# [WHAT YOU WILL DO]
In the material below, identify each line bearing the word "xlabel". Reproduce those lines.

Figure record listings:
## BEGIN
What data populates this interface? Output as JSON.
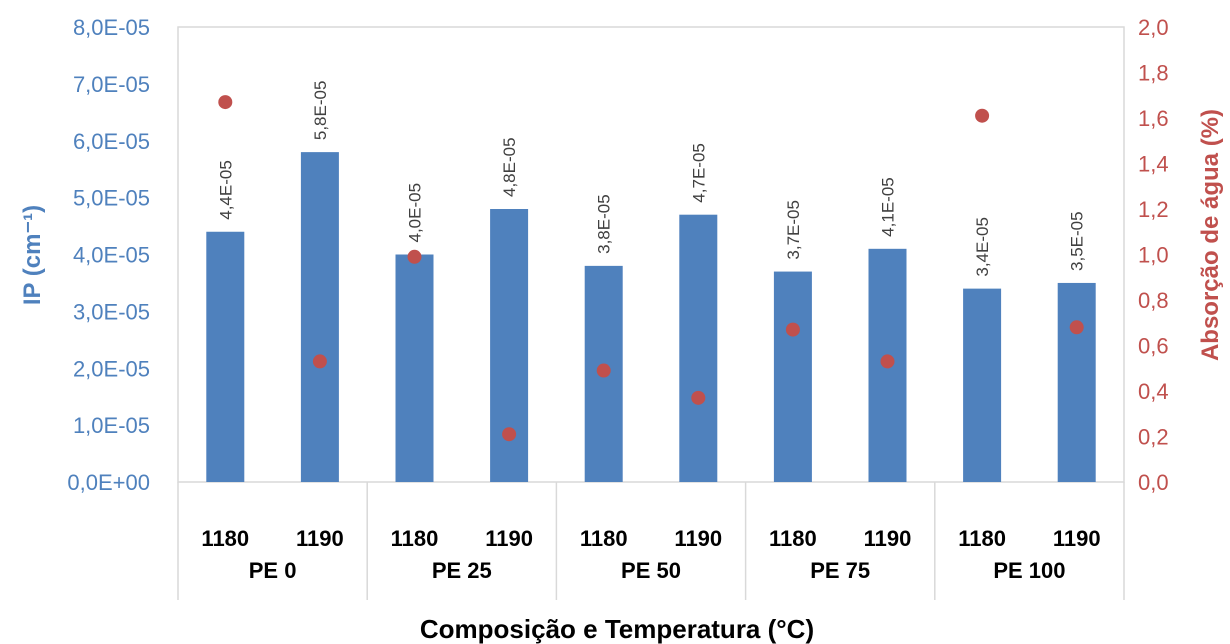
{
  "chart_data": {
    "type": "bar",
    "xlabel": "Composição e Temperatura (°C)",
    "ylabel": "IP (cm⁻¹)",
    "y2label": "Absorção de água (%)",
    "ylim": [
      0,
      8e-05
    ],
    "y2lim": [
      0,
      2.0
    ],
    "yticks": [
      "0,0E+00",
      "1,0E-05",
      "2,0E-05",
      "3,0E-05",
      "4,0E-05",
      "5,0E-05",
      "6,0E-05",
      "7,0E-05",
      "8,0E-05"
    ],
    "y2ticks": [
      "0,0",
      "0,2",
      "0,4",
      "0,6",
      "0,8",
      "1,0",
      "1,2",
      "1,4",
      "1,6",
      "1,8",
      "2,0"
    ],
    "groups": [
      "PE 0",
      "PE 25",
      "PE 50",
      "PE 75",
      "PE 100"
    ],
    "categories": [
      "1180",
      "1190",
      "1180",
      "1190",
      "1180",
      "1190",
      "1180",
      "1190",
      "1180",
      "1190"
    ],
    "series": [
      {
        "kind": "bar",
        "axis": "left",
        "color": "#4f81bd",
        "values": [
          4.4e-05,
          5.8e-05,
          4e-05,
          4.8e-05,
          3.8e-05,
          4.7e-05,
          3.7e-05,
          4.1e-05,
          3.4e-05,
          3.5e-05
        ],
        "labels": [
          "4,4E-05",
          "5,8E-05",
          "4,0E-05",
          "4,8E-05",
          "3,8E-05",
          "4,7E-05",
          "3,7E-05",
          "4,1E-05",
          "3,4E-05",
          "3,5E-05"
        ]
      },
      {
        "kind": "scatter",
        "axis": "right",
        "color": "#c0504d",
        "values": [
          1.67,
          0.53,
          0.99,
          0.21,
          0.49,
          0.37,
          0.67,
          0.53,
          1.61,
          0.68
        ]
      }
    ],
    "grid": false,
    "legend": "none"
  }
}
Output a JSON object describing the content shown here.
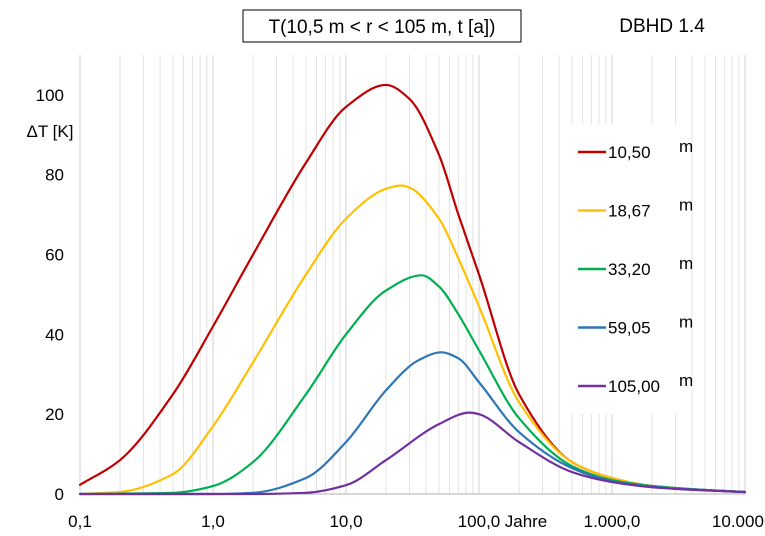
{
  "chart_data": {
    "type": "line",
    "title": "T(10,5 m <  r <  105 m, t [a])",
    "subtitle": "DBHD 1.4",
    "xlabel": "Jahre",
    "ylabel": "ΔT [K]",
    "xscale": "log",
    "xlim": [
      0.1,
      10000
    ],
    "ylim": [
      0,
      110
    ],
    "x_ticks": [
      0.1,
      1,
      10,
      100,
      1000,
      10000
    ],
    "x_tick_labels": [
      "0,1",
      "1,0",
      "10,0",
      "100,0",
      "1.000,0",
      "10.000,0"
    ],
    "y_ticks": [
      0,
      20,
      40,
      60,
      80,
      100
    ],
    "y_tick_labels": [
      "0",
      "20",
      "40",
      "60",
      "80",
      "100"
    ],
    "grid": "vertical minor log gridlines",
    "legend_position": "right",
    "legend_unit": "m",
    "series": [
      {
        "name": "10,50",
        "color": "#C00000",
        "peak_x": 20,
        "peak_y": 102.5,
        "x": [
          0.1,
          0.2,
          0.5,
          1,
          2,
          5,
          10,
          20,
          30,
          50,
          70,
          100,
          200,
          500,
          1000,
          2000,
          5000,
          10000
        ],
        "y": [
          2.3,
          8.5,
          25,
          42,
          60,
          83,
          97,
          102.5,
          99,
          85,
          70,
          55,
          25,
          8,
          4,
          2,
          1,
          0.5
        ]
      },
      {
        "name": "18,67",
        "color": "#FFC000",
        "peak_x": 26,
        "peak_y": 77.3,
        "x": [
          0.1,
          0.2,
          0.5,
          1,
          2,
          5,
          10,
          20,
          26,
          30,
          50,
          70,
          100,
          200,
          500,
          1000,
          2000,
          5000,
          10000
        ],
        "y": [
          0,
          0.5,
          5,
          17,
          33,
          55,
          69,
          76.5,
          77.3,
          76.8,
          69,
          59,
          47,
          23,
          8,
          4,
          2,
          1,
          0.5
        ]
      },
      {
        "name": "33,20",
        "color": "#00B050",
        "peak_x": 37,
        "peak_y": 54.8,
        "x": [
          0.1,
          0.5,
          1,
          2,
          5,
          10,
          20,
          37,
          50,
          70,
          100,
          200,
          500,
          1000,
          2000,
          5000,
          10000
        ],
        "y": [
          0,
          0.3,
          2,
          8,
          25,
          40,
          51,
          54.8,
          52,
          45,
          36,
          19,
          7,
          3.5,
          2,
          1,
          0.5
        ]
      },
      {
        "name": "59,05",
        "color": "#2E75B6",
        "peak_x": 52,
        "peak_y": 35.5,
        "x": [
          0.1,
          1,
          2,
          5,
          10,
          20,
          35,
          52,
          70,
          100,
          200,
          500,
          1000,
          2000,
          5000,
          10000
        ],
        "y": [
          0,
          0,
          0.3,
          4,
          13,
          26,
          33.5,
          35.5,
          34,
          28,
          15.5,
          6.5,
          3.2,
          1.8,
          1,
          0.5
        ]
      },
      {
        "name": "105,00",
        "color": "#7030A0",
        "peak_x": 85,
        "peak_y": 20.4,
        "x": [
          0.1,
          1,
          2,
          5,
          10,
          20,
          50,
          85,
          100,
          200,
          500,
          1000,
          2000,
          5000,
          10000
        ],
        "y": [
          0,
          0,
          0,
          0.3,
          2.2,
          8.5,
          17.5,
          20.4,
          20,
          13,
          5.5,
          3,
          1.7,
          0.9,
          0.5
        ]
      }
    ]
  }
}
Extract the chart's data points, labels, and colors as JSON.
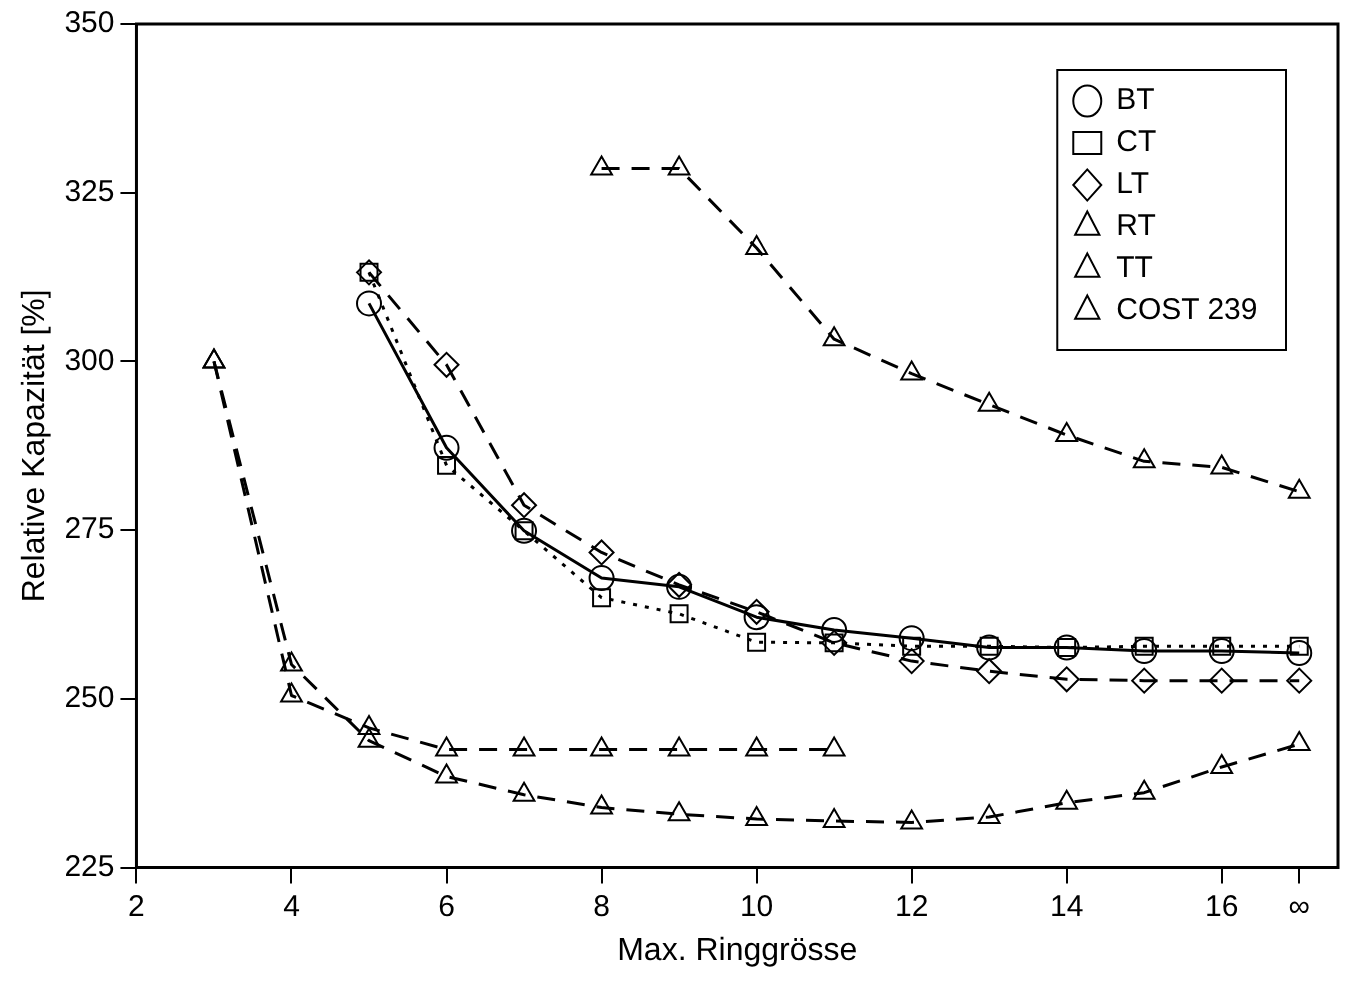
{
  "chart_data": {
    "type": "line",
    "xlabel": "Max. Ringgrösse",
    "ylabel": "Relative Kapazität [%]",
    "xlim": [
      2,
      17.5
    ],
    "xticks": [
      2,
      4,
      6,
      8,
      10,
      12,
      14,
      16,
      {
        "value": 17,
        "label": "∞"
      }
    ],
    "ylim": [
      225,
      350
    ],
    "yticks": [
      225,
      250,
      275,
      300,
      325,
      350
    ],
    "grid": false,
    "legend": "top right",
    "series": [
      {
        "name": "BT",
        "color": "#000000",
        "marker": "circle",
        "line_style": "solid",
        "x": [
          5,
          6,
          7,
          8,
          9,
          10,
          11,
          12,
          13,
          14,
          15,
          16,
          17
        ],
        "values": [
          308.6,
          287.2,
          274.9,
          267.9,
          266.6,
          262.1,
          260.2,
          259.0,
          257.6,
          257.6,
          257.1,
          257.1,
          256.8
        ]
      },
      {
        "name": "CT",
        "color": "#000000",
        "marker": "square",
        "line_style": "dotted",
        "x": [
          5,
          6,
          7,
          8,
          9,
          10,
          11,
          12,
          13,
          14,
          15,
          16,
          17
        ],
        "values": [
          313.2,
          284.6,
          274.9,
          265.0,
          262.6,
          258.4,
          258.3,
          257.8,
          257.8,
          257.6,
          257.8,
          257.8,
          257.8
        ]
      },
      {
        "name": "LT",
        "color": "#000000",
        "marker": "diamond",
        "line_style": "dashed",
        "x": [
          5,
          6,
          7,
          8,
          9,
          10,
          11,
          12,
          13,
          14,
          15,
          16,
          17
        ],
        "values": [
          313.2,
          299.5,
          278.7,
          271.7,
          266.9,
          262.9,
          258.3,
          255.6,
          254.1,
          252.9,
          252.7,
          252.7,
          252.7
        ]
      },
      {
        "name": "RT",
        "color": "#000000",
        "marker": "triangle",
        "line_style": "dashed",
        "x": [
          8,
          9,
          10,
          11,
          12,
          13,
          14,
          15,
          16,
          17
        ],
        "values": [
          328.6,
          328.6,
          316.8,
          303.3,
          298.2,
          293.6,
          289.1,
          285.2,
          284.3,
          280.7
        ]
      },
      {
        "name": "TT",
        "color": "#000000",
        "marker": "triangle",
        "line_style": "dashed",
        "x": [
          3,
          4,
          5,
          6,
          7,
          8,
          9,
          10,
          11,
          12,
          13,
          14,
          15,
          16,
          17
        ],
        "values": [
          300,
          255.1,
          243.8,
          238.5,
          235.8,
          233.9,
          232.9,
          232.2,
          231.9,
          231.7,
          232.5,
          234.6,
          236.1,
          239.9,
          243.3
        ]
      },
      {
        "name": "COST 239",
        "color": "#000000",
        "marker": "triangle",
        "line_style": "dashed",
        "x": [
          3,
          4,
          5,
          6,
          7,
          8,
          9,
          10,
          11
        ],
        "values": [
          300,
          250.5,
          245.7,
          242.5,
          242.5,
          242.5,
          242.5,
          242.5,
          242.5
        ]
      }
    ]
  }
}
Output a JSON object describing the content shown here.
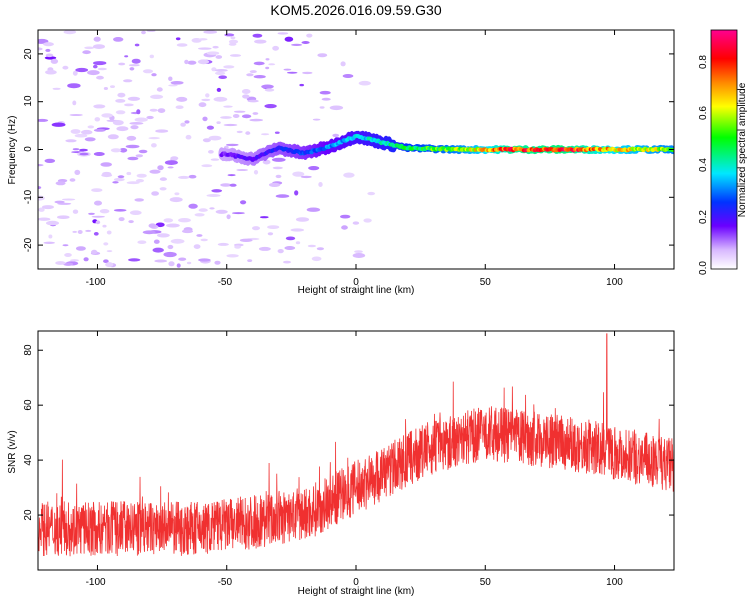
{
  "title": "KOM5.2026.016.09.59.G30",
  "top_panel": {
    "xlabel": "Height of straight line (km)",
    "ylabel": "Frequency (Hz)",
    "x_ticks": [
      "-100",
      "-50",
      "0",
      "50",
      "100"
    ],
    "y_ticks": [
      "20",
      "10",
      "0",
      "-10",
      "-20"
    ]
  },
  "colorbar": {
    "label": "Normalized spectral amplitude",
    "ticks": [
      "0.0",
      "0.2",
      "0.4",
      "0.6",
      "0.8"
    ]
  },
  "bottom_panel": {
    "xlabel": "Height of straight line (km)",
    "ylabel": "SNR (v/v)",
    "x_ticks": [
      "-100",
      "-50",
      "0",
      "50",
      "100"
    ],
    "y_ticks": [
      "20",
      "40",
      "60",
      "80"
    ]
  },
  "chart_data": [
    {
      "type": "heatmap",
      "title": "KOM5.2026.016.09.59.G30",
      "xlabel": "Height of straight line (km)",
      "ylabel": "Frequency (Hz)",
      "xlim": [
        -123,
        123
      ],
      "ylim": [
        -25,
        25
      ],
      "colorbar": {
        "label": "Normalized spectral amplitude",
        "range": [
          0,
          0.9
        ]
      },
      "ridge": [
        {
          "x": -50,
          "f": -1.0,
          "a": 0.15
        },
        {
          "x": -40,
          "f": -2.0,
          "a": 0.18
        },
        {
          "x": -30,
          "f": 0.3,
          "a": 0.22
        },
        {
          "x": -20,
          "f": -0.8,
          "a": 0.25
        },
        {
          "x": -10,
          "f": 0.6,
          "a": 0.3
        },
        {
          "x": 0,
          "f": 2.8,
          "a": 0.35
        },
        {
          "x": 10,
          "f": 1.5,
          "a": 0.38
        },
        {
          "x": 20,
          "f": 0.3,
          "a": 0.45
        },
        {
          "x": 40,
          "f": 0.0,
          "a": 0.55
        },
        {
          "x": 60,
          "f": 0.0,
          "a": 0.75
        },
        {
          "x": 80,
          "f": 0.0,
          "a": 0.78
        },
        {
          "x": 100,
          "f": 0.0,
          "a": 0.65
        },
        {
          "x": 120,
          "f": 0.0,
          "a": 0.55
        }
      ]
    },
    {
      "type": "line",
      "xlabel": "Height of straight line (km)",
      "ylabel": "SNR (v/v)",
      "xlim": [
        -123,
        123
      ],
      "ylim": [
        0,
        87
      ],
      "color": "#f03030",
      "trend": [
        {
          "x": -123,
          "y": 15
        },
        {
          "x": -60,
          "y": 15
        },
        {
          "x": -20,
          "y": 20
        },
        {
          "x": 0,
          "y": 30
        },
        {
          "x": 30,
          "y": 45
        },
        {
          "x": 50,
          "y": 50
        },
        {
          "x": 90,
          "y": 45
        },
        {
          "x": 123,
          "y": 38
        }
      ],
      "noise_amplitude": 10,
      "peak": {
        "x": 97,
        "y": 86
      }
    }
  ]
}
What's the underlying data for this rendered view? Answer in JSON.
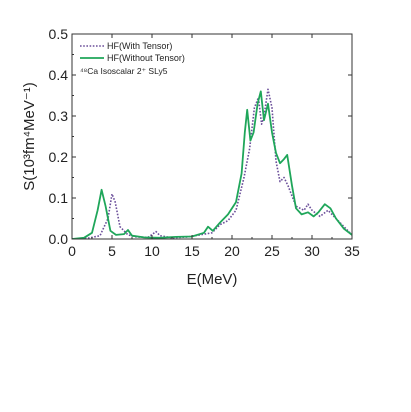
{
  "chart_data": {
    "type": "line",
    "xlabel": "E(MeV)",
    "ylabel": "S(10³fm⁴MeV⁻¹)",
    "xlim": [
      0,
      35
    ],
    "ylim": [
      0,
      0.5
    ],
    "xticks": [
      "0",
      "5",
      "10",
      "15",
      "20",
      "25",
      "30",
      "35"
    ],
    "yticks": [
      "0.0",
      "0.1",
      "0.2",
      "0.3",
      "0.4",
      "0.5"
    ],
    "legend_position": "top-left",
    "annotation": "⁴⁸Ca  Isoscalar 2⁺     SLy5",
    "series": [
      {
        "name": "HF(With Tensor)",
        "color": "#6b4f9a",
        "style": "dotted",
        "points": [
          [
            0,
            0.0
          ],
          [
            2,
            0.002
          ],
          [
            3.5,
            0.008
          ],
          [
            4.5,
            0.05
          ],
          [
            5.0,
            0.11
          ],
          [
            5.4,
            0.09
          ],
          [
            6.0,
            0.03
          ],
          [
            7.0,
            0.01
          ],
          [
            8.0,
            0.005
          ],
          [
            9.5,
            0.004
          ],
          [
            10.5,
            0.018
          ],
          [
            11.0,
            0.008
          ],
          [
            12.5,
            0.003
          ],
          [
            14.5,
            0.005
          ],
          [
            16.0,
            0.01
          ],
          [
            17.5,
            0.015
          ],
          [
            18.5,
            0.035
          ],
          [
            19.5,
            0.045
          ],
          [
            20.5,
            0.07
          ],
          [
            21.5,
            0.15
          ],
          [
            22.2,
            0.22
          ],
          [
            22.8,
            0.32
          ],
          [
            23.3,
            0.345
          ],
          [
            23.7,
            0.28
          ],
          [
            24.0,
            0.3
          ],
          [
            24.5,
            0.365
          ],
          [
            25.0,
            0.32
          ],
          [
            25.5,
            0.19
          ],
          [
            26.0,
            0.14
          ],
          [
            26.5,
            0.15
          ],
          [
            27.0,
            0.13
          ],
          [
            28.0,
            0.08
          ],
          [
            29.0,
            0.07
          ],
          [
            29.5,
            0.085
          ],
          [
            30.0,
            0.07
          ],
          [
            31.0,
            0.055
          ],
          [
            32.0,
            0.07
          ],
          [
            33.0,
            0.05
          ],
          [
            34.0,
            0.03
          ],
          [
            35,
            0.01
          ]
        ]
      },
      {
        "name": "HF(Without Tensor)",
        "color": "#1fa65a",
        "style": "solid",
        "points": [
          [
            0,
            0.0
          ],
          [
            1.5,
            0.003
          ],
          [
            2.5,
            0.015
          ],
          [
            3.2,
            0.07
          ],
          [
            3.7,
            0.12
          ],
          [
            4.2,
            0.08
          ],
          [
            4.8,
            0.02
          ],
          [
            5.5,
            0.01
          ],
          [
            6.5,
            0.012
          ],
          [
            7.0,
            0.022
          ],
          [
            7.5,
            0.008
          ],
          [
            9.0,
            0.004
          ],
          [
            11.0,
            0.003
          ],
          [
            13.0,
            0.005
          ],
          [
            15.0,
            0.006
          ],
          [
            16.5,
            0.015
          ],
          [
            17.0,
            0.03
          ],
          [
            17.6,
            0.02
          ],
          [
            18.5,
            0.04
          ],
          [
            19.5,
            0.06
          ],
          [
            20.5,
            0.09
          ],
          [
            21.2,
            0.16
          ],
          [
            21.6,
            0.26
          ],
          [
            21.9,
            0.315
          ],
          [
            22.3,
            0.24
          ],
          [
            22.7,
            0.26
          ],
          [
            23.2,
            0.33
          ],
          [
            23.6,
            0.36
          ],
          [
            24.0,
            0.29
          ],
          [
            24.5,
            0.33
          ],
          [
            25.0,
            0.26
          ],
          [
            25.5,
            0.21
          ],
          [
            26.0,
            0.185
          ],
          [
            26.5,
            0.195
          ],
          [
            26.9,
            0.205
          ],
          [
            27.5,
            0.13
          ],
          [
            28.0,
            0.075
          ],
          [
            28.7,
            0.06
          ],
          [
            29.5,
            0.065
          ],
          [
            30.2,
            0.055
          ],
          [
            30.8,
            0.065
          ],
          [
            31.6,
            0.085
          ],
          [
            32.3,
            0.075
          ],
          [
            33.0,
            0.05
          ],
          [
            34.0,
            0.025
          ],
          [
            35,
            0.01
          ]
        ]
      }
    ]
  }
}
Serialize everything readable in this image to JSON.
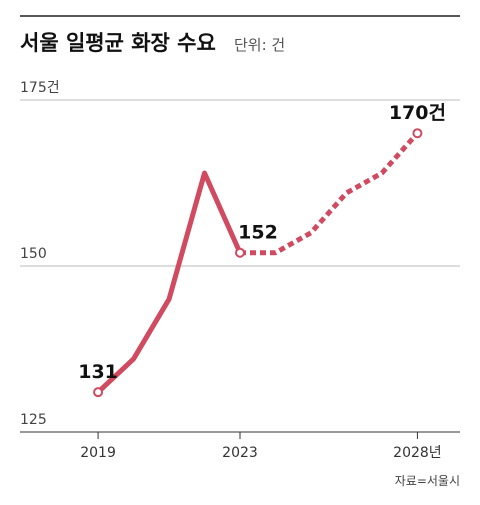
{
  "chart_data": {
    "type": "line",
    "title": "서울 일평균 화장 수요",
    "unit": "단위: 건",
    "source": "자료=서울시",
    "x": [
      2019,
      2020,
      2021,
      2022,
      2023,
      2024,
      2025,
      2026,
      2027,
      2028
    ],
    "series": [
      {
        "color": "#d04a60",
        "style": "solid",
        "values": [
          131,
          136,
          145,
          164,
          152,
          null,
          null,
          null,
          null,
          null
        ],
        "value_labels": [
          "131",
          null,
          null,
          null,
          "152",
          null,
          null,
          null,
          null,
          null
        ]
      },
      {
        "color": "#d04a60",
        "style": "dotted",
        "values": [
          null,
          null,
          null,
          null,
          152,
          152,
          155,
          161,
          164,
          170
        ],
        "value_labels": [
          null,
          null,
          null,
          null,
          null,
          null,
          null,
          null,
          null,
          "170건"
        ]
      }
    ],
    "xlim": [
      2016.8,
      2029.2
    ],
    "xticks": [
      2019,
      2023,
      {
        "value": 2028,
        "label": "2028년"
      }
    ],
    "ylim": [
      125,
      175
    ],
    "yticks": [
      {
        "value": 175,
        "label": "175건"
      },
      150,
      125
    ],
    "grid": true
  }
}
## END
# [RESPONSE TO THE EXERCISE]
    "xlabel": "Composição e Temperatura (°C)",
    "xlabel": "Jahre",
    "xlabel": "Max. Ringgrösse",
    "xlabel": "Height of straight line (km)",
    "xlabel": "Height of straight line (km)",
      "xlabel": "Height of straight line (km)",
      "xlabel": "Height of straight line (km)",
    "xlabel": "E(MeV)",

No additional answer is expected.